**Exercise materials**
.....
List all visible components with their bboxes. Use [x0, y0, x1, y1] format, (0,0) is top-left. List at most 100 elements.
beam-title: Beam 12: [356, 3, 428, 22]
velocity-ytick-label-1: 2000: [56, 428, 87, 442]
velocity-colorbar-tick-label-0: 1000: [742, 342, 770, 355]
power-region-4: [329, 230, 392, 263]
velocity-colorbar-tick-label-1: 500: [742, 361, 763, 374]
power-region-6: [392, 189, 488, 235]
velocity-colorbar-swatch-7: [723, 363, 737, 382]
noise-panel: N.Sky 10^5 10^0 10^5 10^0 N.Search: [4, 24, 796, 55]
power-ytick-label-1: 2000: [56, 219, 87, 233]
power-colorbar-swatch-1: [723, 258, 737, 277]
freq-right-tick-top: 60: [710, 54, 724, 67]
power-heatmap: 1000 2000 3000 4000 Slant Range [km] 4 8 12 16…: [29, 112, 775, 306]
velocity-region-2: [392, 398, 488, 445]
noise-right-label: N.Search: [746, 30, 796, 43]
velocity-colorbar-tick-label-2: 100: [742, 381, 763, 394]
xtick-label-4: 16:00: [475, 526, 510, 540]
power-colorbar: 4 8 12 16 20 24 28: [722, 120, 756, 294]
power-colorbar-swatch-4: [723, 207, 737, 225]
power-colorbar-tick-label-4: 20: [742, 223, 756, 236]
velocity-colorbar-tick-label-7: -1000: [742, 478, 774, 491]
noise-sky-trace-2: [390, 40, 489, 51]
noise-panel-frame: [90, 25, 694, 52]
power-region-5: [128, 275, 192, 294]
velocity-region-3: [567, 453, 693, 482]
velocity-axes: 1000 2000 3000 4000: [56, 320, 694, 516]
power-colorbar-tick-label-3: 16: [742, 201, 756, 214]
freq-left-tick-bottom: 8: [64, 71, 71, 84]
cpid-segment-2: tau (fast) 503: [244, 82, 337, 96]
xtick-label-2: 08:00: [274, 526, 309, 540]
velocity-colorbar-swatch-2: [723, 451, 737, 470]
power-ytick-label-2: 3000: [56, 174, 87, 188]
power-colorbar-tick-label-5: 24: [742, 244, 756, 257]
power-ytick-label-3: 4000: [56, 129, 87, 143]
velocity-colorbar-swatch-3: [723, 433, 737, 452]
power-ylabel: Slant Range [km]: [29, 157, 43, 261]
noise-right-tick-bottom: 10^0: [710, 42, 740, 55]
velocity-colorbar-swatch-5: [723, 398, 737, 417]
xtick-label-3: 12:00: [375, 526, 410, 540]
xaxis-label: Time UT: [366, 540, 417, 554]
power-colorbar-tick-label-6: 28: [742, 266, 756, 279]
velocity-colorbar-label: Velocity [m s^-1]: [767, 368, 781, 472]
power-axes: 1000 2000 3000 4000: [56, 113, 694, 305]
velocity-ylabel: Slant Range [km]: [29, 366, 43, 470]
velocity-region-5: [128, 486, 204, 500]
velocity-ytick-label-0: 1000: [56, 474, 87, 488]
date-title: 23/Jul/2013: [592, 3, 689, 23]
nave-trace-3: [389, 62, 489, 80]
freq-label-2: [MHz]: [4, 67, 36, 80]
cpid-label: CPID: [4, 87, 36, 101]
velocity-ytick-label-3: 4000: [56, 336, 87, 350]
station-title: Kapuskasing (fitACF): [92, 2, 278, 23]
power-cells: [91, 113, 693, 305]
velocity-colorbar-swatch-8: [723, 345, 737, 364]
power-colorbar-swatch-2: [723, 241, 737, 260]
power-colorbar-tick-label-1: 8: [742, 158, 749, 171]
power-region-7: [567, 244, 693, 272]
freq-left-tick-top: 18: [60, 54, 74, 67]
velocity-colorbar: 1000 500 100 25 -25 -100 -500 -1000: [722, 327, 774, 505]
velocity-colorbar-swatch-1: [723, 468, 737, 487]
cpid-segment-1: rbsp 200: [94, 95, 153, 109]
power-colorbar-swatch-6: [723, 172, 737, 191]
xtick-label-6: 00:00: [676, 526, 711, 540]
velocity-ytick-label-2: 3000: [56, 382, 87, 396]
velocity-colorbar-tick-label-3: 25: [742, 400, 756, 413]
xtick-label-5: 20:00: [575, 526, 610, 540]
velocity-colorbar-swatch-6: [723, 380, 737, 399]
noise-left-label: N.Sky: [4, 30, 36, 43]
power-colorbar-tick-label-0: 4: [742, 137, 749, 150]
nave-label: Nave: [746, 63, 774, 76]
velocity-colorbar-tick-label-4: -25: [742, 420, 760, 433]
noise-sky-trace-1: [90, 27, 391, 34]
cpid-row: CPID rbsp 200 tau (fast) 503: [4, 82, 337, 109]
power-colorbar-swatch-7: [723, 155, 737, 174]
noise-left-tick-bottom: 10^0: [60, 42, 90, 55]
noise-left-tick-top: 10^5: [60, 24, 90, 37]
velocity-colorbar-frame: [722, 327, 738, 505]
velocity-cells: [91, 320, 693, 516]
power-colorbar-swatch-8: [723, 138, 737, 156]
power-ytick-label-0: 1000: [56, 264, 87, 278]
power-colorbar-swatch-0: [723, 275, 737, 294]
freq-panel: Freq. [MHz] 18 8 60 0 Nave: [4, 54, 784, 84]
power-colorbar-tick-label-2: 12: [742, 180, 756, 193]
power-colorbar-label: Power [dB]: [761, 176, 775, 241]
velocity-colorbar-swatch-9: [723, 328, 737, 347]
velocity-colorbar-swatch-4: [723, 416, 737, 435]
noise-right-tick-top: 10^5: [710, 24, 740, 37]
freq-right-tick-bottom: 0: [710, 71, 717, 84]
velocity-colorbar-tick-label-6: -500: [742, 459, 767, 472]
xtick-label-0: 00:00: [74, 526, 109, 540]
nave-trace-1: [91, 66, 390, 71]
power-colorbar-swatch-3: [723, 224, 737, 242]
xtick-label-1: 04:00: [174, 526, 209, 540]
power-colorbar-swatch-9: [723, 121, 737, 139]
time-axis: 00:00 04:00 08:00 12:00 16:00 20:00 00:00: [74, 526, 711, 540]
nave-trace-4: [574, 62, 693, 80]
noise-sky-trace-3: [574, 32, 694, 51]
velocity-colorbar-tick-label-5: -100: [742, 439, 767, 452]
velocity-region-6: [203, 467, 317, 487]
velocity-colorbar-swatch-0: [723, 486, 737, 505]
.....
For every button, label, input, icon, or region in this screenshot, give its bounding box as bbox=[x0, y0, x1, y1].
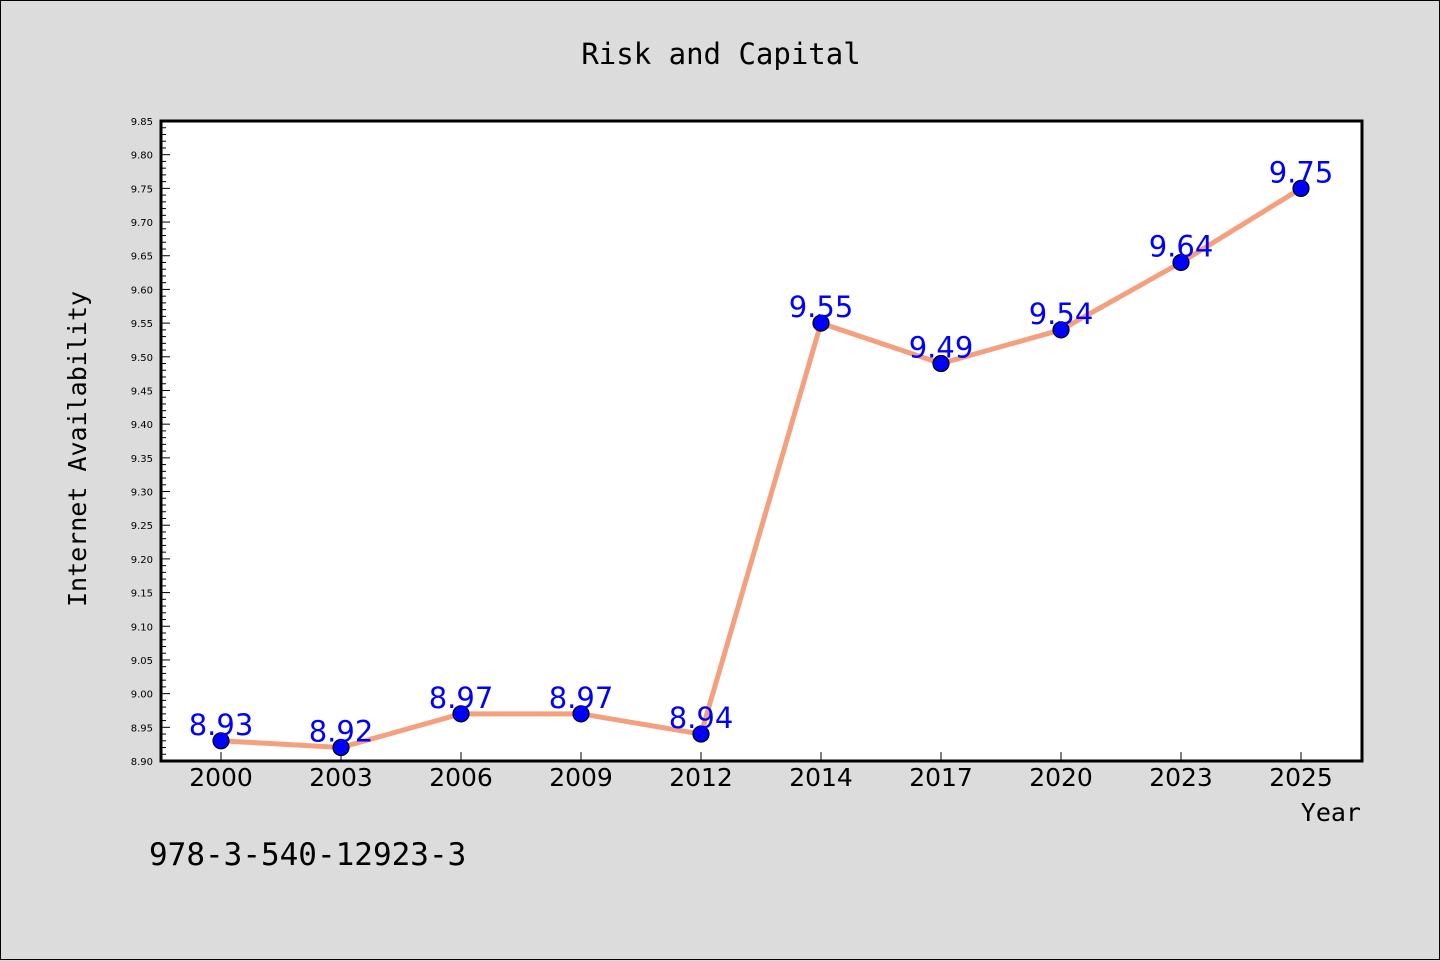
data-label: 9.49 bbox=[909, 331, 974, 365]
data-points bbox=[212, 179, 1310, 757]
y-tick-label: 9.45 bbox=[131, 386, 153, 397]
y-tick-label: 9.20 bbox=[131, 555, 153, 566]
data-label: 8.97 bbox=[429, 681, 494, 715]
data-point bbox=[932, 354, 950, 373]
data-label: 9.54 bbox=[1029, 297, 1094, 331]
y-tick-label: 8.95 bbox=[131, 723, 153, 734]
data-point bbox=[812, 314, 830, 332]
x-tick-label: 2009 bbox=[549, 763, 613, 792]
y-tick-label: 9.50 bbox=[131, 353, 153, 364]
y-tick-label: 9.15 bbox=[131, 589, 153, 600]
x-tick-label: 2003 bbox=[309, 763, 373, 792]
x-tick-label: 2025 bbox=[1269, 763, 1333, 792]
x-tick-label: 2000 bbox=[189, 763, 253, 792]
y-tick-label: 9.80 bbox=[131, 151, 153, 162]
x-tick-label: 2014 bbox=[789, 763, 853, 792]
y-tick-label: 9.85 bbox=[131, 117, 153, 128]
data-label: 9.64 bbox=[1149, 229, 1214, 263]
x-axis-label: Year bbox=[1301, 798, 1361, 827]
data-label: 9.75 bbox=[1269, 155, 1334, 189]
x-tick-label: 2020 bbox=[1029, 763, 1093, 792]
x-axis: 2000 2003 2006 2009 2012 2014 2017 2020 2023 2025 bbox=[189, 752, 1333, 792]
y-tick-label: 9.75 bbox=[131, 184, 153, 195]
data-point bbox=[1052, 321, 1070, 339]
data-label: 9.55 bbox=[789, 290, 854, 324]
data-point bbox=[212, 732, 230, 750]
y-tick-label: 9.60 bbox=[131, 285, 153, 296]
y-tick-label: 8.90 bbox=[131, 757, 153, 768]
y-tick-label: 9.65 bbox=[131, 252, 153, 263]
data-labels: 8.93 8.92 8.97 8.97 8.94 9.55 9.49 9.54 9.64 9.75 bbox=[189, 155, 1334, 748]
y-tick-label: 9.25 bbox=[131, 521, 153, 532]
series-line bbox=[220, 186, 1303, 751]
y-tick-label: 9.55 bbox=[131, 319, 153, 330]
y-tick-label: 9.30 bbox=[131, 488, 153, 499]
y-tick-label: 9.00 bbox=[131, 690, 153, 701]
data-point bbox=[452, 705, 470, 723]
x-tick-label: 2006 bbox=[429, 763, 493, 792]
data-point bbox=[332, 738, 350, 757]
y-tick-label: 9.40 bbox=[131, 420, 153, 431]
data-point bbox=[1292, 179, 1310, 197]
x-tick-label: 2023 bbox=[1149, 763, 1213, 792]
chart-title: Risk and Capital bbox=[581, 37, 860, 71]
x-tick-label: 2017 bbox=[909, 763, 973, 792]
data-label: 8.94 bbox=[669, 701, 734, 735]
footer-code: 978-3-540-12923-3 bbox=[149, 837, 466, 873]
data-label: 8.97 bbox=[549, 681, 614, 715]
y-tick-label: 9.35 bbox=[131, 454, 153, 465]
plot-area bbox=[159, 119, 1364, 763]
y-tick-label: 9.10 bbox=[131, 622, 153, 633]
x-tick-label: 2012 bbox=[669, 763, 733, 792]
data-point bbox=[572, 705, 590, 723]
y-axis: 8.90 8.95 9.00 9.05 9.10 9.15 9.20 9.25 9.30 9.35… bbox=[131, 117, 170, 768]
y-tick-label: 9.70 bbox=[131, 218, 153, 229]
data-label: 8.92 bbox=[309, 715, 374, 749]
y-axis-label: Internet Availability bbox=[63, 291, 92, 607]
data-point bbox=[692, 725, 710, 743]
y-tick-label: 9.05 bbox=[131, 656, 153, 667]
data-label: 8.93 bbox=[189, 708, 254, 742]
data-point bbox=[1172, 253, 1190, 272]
.....
**What you have to do**
Format the lines of the entries from the line with "List all visible" up to and including the line with "velocity-colorbar-tick-label-2: 100: [742, 381, 763, 394]" as a JSON list of strings, one string per line, omitting any blank lines.

**Completed exercise**
[
  "List all visible components with their bboxes. Use [x0, y0, x1, y1] format, (0,0) is top-left. List at most 100 elements.",
  "beam-title: Beam 12: [356, 3, 428, 22]",
  "velocity-ytick-label-1: 2000: [56, 428, 87, 442]",
  "velocity-colorbar-tick-label-0: 1000: [742, 342, 770, 355]",
  "power-region-4: [329, 230, 392, 263]",
  "velocity-colorbar-tick-label-1: 500: [742, 361, 763, 374]",
  "power-region-6: [392, 189, 488, 235]",
  "velocity-colorbar-swatch-7: [723, 363, 737, 382]",
  "noise-panel: N.Sky 10^5 10^0 10^5 10^0 N.Search: [4, 24, 796, 55]",
  "power-ytick-label-1: 2000: [56, 219, 87, 233]",
  "power-colorbar-swatch-1: [723, 258, 737, 277]",
  "freq-right-tick-top: 60: [710, 54, 724, 67]",
  "power-heatmap: 1000 2000 3000 4000 Slant Range [km] 4 8 12 16…: [29, 112, 775, 306]",
  "velocity-region-2: [392, 398, 488, 445]",
  "noise-right-label: N.Search: [746, 30, 796, 43]",
  "velocity-colorbar-tick-label-2: 100: [742, 381, 763, 394]"
]